Stored entries:

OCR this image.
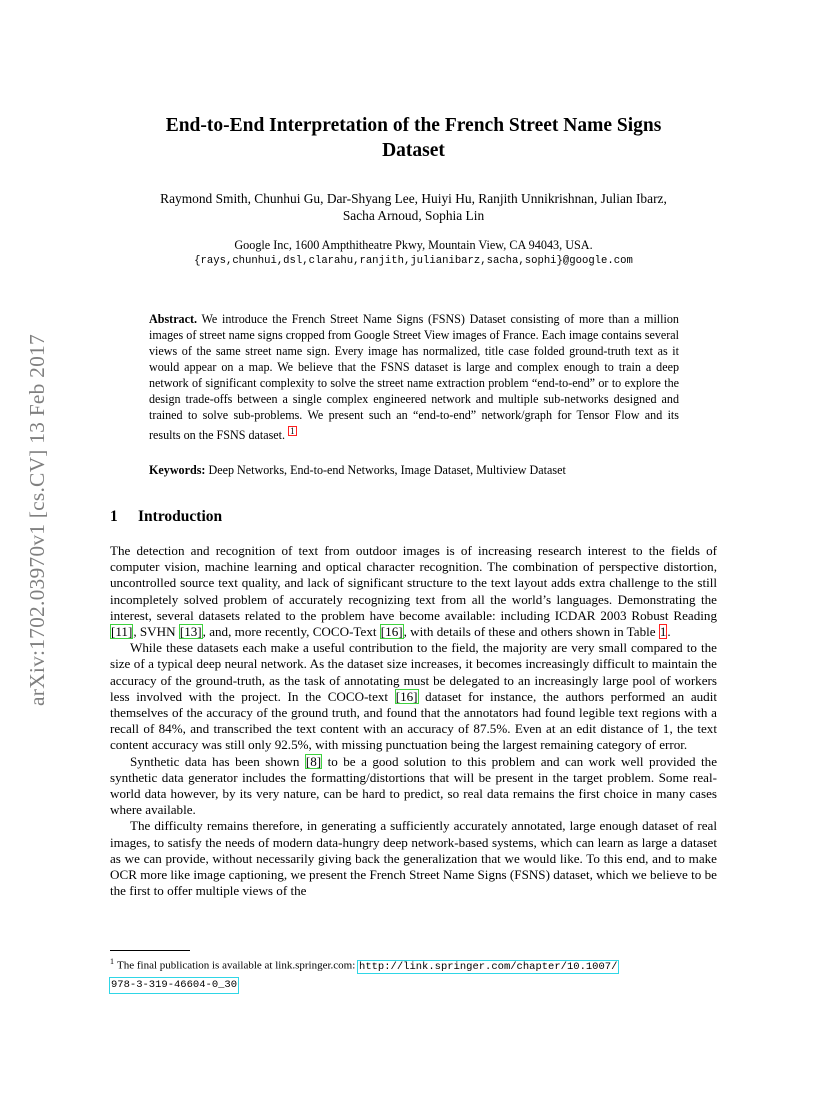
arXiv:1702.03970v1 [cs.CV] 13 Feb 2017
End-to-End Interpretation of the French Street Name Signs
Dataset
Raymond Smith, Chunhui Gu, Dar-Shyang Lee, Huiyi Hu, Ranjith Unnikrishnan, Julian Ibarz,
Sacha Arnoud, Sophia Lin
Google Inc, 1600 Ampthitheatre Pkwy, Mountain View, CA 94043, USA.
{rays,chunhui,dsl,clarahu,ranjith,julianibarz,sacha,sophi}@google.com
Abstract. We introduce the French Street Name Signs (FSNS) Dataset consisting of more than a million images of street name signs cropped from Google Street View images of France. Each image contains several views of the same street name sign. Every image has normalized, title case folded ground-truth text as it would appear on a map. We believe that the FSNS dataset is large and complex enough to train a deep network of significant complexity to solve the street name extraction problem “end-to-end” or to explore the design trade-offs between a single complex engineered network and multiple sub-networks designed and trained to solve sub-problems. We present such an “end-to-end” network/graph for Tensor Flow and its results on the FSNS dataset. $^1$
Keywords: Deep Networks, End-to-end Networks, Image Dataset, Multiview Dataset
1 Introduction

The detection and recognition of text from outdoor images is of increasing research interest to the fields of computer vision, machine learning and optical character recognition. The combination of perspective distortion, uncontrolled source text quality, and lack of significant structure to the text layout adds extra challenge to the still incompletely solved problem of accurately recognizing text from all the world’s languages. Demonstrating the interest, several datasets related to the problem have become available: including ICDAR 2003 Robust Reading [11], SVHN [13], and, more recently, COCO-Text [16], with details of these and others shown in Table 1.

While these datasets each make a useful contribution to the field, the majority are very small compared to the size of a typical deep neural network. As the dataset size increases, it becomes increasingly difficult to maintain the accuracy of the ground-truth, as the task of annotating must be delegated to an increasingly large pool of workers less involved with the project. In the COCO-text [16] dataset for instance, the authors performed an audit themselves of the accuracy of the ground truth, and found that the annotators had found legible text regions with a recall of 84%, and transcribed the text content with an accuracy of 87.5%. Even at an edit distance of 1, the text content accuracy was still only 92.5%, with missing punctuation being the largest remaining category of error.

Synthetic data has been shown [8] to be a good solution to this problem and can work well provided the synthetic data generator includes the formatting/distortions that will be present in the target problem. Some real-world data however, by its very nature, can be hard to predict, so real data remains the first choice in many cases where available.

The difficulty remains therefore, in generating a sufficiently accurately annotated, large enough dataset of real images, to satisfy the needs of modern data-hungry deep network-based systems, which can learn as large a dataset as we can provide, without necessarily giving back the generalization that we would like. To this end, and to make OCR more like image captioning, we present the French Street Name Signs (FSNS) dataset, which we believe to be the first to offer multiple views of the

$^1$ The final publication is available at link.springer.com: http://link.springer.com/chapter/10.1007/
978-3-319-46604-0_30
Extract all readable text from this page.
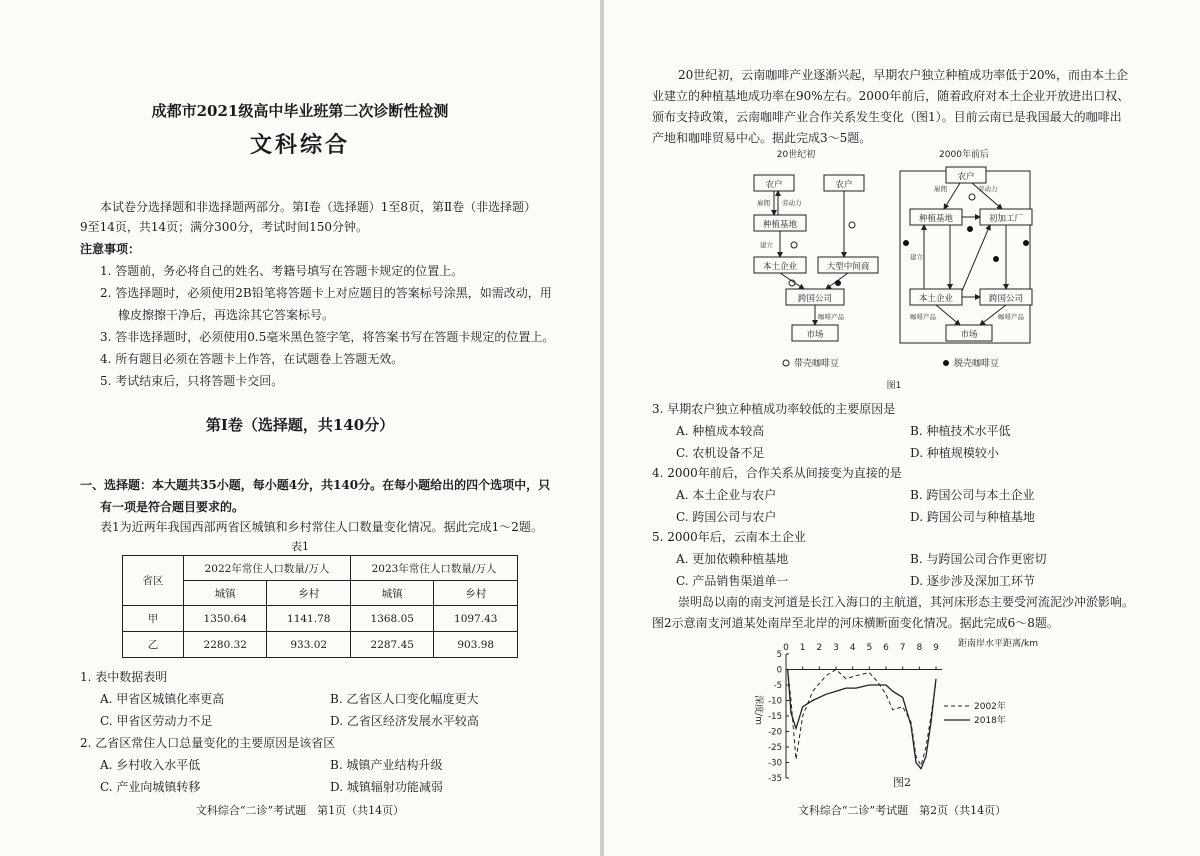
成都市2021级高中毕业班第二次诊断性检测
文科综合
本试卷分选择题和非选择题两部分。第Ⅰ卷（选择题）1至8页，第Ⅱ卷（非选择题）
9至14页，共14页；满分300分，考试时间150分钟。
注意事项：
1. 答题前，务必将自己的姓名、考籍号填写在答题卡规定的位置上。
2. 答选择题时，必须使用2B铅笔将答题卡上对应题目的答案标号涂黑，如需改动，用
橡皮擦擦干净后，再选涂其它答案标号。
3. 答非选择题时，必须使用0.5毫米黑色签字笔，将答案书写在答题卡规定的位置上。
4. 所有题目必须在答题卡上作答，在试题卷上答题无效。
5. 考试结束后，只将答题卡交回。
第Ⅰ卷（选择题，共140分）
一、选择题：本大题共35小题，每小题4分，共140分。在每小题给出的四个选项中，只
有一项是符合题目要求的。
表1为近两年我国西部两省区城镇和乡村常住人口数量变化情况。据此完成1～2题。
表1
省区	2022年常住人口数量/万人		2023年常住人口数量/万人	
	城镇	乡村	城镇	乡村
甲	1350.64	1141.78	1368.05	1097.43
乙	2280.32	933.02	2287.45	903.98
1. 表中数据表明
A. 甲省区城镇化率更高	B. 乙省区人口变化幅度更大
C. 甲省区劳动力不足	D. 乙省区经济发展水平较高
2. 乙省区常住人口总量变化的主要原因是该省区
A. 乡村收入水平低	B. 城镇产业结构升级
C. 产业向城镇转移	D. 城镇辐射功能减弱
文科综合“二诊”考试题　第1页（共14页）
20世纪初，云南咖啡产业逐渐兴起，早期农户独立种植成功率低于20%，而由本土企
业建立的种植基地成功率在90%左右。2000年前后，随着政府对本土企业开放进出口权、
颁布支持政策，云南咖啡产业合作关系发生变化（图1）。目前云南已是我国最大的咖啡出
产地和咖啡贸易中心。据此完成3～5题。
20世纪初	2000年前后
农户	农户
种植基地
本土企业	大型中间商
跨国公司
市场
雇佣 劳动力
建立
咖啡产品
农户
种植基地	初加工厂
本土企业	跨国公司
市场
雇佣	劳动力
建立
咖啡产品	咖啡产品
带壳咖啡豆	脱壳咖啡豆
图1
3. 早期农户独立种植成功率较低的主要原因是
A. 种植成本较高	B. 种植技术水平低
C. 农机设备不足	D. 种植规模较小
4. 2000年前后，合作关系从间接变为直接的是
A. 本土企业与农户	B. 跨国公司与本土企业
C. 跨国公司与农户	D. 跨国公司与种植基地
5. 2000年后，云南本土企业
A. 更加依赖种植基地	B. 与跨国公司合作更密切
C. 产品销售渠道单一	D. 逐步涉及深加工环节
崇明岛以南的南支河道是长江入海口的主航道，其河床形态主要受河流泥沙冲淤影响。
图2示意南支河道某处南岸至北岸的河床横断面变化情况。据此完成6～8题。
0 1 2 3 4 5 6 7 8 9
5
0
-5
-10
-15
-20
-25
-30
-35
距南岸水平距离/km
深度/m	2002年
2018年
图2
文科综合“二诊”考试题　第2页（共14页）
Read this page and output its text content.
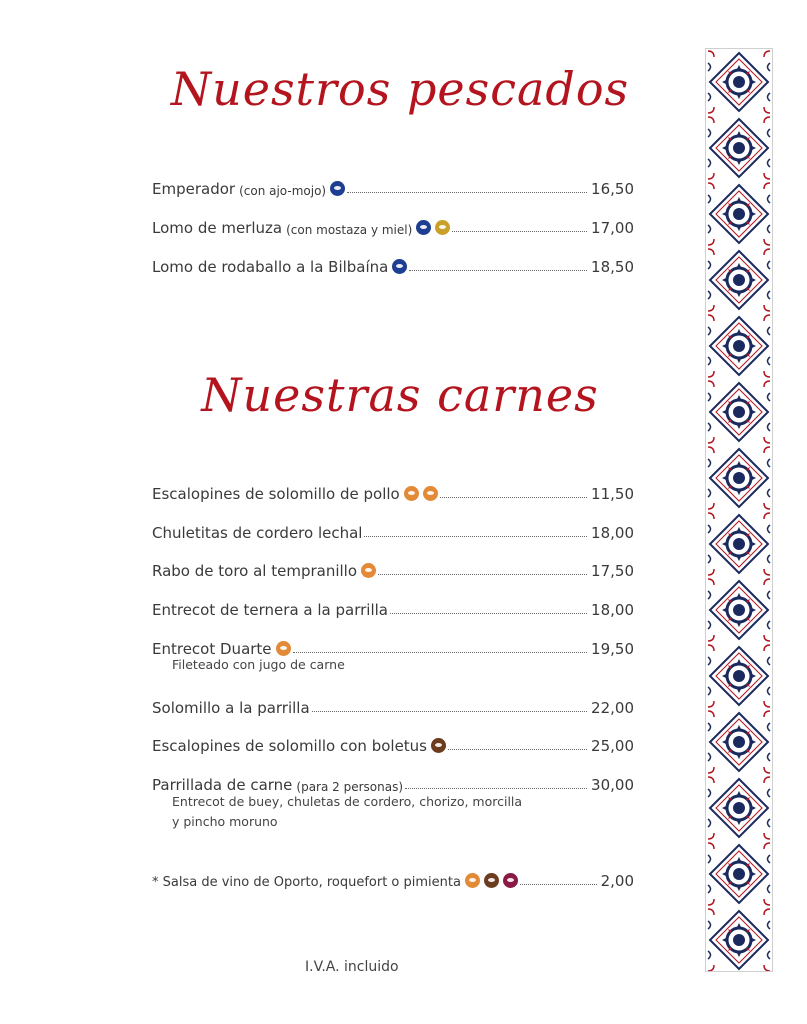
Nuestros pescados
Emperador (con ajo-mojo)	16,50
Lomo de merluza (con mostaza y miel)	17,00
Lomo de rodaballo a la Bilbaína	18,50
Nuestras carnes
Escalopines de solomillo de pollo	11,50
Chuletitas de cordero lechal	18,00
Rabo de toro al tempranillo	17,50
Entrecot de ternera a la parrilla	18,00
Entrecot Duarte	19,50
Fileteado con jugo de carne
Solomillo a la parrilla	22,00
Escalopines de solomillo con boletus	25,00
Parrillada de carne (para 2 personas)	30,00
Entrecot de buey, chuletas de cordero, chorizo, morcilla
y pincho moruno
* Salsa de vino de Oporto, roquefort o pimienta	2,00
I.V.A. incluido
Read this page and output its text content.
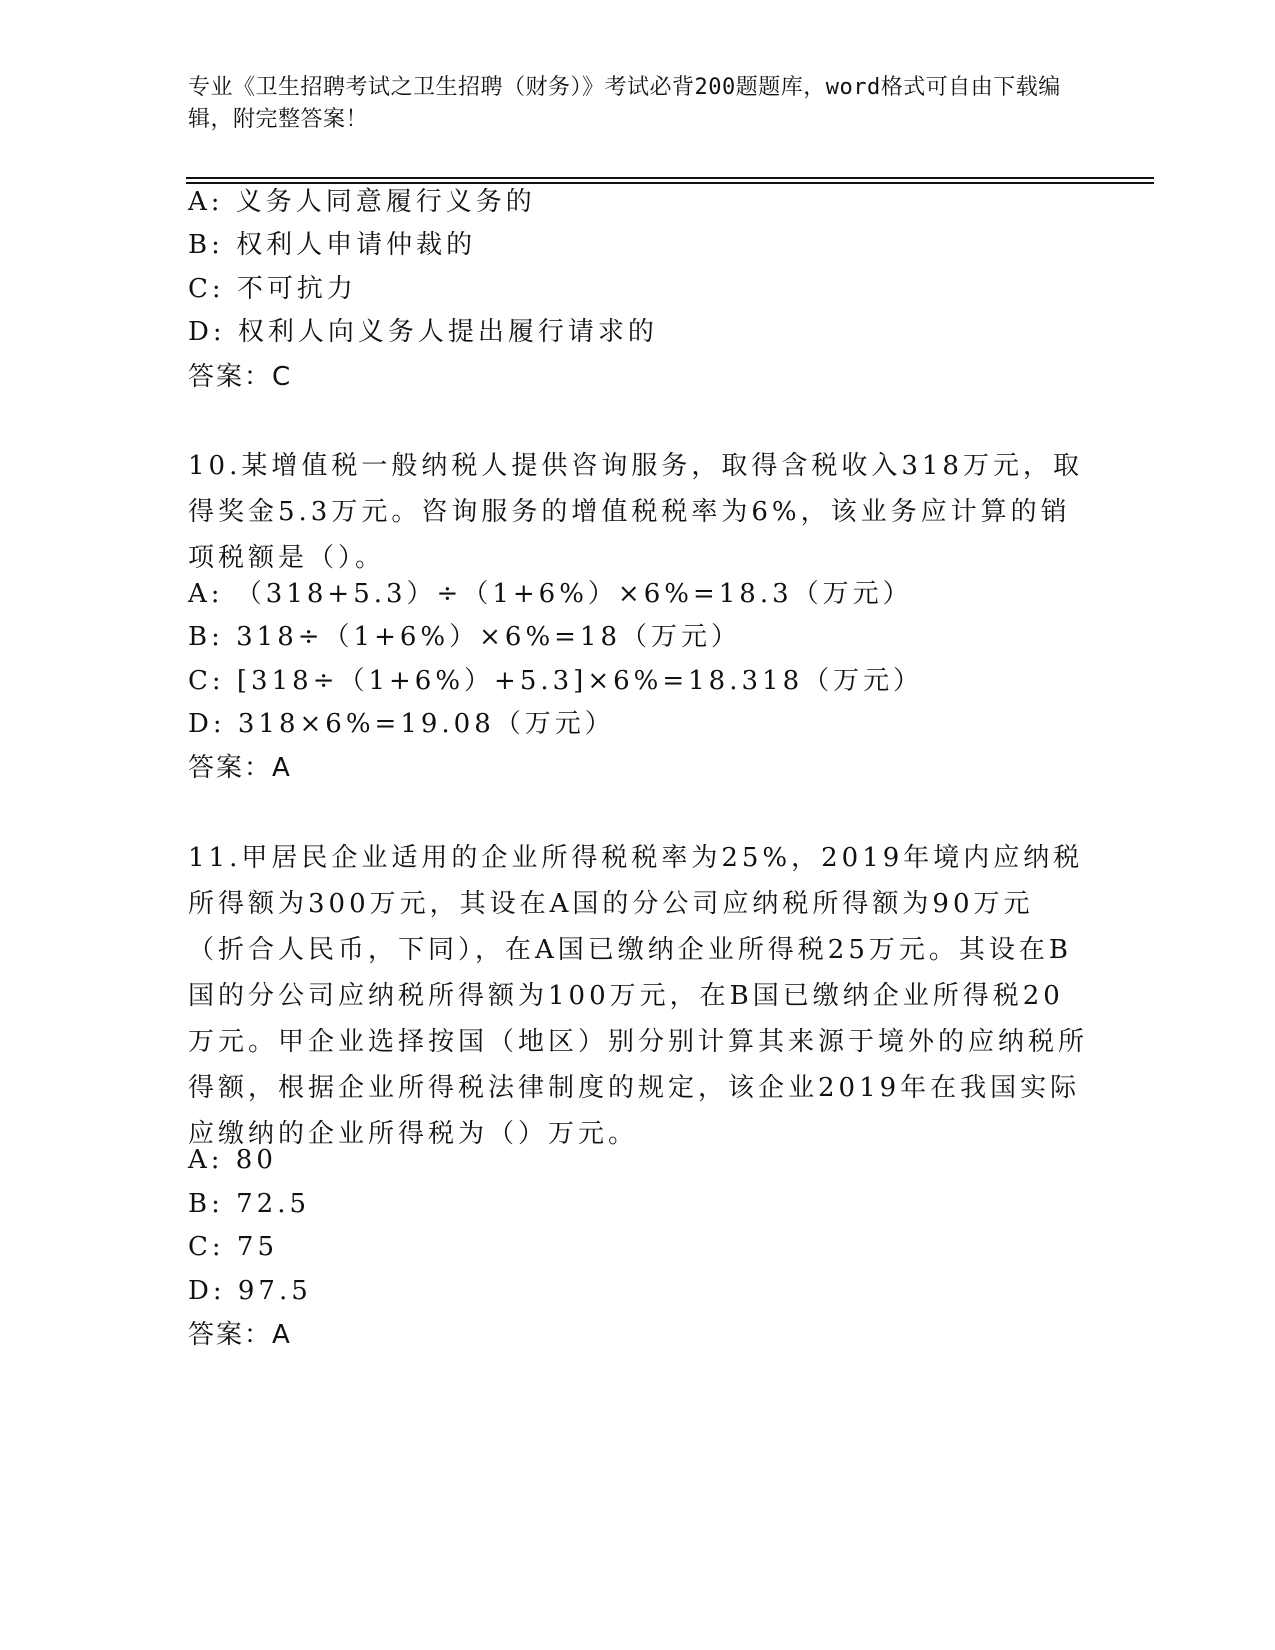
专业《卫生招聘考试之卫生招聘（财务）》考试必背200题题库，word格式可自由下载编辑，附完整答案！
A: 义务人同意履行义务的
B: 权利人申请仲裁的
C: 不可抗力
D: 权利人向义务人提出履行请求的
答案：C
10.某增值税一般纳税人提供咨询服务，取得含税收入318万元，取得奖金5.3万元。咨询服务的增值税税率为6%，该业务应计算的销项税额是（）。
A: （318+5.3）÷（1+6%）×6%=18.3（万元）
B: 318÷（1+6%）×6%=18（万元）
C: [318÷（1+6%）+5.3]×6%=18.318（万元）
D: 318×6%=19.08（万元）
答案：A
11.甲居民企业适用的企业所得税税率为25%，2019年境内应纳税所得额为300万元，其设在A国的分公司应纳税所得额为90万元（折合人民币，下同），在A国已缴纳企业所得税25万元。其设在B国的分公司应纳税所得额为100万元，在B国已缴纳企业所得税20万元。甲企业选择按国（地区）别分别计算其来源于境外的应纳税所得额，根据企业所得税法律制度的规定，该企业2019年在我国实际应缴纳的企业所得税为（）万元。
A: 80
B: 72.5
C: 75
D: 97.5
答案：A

Prompt ::
Repeat each entry exactly as it appears; skip any picture.

Answer to the exercise ::
OCR this image.
arXiv:1702.03970v1 [cs.CV] 13 Feb 2017
End-to-End Interpretation of the French Street Name Signs
Dataset
Raymond Smith, Chunhui Gu, Dar-Shyang Lee, Huiyi Hu, Ranjith Unnikrishnan, Julian Ibarz,
Sacha Arnoud, Sophia Lin
Google Inc, 1600 Ampthitheatre Pkwy, Mountain View, CA 94043, USA.
{rays,chunhui,dsl,clarahu,ranjith,julianibarz,sacha,sophi}@google.com
Abstract. We introduce the French Street Name Signs (FSNS) Dataset consisting of more than a million images of street name signs cropped from Google Street View images of France. Each image contains several views of the same street name sign. Every image has normalized, title case folded ground-truth text as it would appear on a map. We believe that the FSNS dataset is large and complex enough to train a deep network of significant complexity to solve the street name extraction problem “end-to-end” or to explore the design trade-offs between a single complex engineered network and multiple sub-networks designed and trained to solve sub-problems. We present such an “end-to-end” network/graph for Tensor Flow and its results on the FSNS dataset. $^1$
Keywords: Deep Networks, End-to-end Networks, Image Dataset, Multiview Dataset
1 Introduction

The detection and recognition of text from outdoor images is of increasing research interest to the fields of computer vision, machine learning and optical character recognition. The combination of perspective distortion, uncontrolled source text quality, and lack of significant structure to the text layout adds extra challenge to the still incompletely solved problem of accurately recognizing text from all the world’s languages. Demonstrating the interest, several datasets related to the problem have become available: including ICDAR 2003 Robust Reading [11], SVHN [13], and, more recently, COCO-Text [16], with details of these and others shown in Table 1.

While these datasets each make a useful contribution to the field, the majority are very small compared to the size of a typical deep neural network. As the dataset size increases, it becomes increasingly difficult to maintain the accuracy of the ground-truth, as the task of annotating must be delegated to an increasingly large pool of workers less involved with the project. In the COCO-text [16] dataset for instance, the authors performed an audit themselves of the accuracy of the ground truth, and found that the annotators had found legible text regions with a recall of 84%, and transcribed the text content with an accuracy of 87.5%. Even at an edit distance of 1, the text content accuracy was still only 92.5%, with missing punctuation being the largest remaining category of error.

Synthetic data has been shown [8] to be a good solution to this problem and can work well provided the synthetic data generator includes the formatting/distortions that will be present in the target problem. Some real-world data however, by its very nature, can be hard to predict, so real data remains the first choice in many cases where available.

The difficulty remains therefore, in generating a sufficiently accurately annotated, large enough dataset of real images, to satisfy the needs of modern data-hungry deep network-based systems, which can learn as large a dataset as we can provide, without necessarily giving back the generalization that we would like. To this end, and to make OCR more like image captioning, we present the French Street Name Signs (FSNS) dataset, which we believe to be the first to offer multiple views of the

$^1$ The final publication is available at link.springer.com: http://link.springer.com/chapter/10.1007/
978-3-319-46604-0_30
Extract all readable text from this page.
成都市2021级高中毕业班第二次诊断性检测
文科综合
本试卷分选择题和非选择题两部分。第Ⅰ卷（选择题）1至8页，第Ⅱ卷（非选择题）
9至14页，共14页；满分300分，考试时间150分钟。
注意事项：
1. 答题前，务必将自己的姓名、考籍号填写在答题卡规定的位置上。
2. 答选择题时，必须使用2B铅笔将答题卡上对应题目的答案标号涂黑，如需改动，用
橡皮擦擦干净后，再选涂其它答案标号。
3. 答非选择题时，必须使用0.5毫米黑色签字笔，将答案书写在答题卡规定的位置上。
4. 所有题目必须在答题卡上作答，在试题卷上答题无效。
5. 考试结束后，只将答题卡交回。
第Ⅰ卷（选择题，共140分）
一、选择题：本大题共35小题，每小题4分，共140分。在每小题给出的四个选项中，只
有一项是符合题目要求的。
表1为近两年我国西部两省区城镇和乡村常住人口数量变化情况。据此完成1～2题。
表1
省区	2022年常住人口数量/万人		2023年常住人口数量/万人	
	城镇	乡村	城镇	乡村
甲	1350.64	1141.78	1368.05	1097.43
乙	2280.32	933.02	2287.45	903.98
1. 表中数据表明
A. 甲省区城镇化率更高	B. 乙省区人口变化幅度更大
C. 甲省区劳动力不足	D. 乙省区经济发展水平较高
2. 乙省区常住人口总量变化的主要原因是该省区
A. 乡村收入水平低	B. 城镇产业结构升级
C. 产业向城镇转移	D. 城镇辐射功能减弱
文科综合“二诊”考试题　第1页（共14页）
20世纪初，云南咖啡产业逐渐兴起，早期农户独立种植成功率低于20%，而由本土企
业建立的种植基地成功率在90%左右。2000年前后，随着政府对本土企业开放进出口权、
颁布支持政策，云南咖啡产业合作关系发生变化（图1）。目前云南已是我国最大的咖啡出
产地和咖啡贸易中心。据此完成3～5题。
20世纪初	2000年前后
农户	农户
种植基地
本土企业	大型中间商
跨国公司
市场
雇佣 劳动力
建立
咖啡产品
农户
种植基地	初加工厂
本土企业	跨国公司
市场
雇佣	劳动力
建立
咖啡产品	咖啡产品
带壳咖啡豆	脱壳咖啡豆
图1
3. 早期农户独立种植成功率较低的主要原因是
A. 种植成本较高	B. 种植技术水平低
C. 农机设备不足	D. 种植规模较小
4. 2000年前后，合作关系从间接变为直接的是
A. 本土企业与农户	B. 跨国公司与本土企业
C. 跨国公司与农户	D. 跨国公司与种植基地
5. 2000年后，云南本土企业
A. 更加依赖种植基地	B. 与跨国公司合作更密切
C. 产品销售渠道单一	D. 逐步涉及深加工环节
崇明岛以南的南支河道是长江入海口的主航道，其河床形态主要受河流泥沙冲淤影响。
图2示意南支河道某处南岸至北岸的河床横断面变化情况。据此完成6～8题。
0 1 2 3 4 5 6 7 8 9
5
0
-5
-10
-15
-20
-25
-30
-35
距南岸水平距离/km
深度/m	2002年
2018年
图2
文科综合“二诊”考试题　第2页（共14页）
Read this page and output its text content.
Nuestros pescados
Emperador (con ajo-mojo)	16,50
Lomo de merluza (con mostaza y miel)	17,00
Lomo de rodaballo a la Bilbaína	18,50
Nuestras carnes
Escalopines de solomillo de pollo	11,50
Chuletitas de cordero lechal	18,00
Rabo de toro al tempranillo	17,50
Entrecot de ternera a la parrilla	18,00
Entrecot Duarte	19,50
Fileteado con jugo de carne
Solomillo a la parrilla	22,00
Escalopines de solomillo con boletus	25,00
Parrillada de carne (para 2 personas)	30,00
Entrecot de buey, chuletas de cordero, chorizo, morcilla
y pincho moruno
* Salsa de vino de Oporto, roquefort o pimienta	2,00
I.V.A. incluido
Read this page and output its text content.
专业《卫生招聘考试之卫生招聘（财务）》考试必背200题题库，word格式可自由下载编辑，附完整答案！
A: 义务人同意履行义务的
B: 权利人申请仲裁的
C: 不可抗力
D: 权利人向义务人提出履行请求的
答案：C
10.某增值税一般纳税人提供咨询服务，取得含税收入318万元，取得奖金5.3万元。咨询服务的增值税税率为6%，该业务应计算的销项税额是（）。
A: （318+5.3）÷（1+6%）×6%=18.3（万元）
B: 318÷（1+6%）×6%=18（万元）
C: [318÷（1+6%）+5.3]×6%=18.318（万元）
D: 318×6%=19.08（万元）
答案：A
11.甲居民企业适用的企业所得税税率为25%，2019年境内应纳税所得额为300万元，其设在A国的分公司应纳税所得额为90万元（折合人民币，下同），在A国已缴纳企业所得税25万元。其设在B国的分公司应纳税所得额为100万元，在B国已缴纳企业所得税20万元。甲企业选择按国（地区）别分别计算其来源于境外的应纳税所得额，根据企业所得税法律制度的规定，该企业2019年在我国实际应缴纳的企业所得税为（）万元。
A: 80
B: 72.5
C: 75
D: 97.5
答案：A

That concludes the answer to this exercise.